THE REQUEST: Go through the records below line by line, counting those that contain the word "handle"; answer with the count only.

RECORDS SHOWN:
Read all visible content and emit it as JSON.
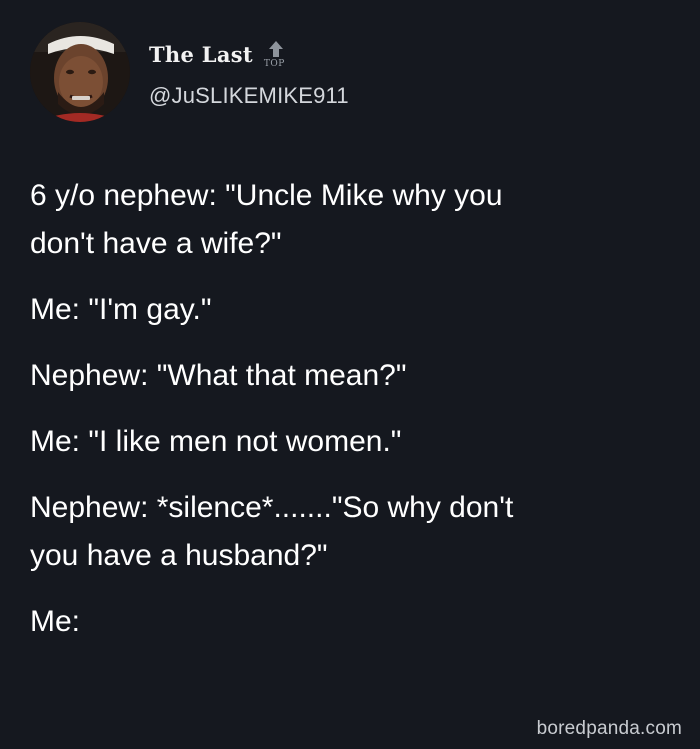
{
  "author": {
    "display_name": "The Last",
    "badge_text": "TOP",
    "badge_icon": "up-arrow-icon",
    "handle": "@JuSLIKEMIKE911"
  },
  "tweet": {
    "lines": [
      "6 y/o nephew: \"Uncle Mike why you",
      "don't have a wife?\"",
      "Me: \"I'm gay.\"",
      "Nephew: \"What that mean?\"",
      "Me: \"I like men not women.\"",
      "Nephew: *silence*.......\"So why don't",
      "you have a husband?\"",
      "Me:"
    ]
  },
  "watermark": "boredpanda.com",
  "colors": {
    "background": "#15181f",
    "text": "#ffffff",
    "handle": "#d4d7dc"
  }
}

COMPLETED TASK: 2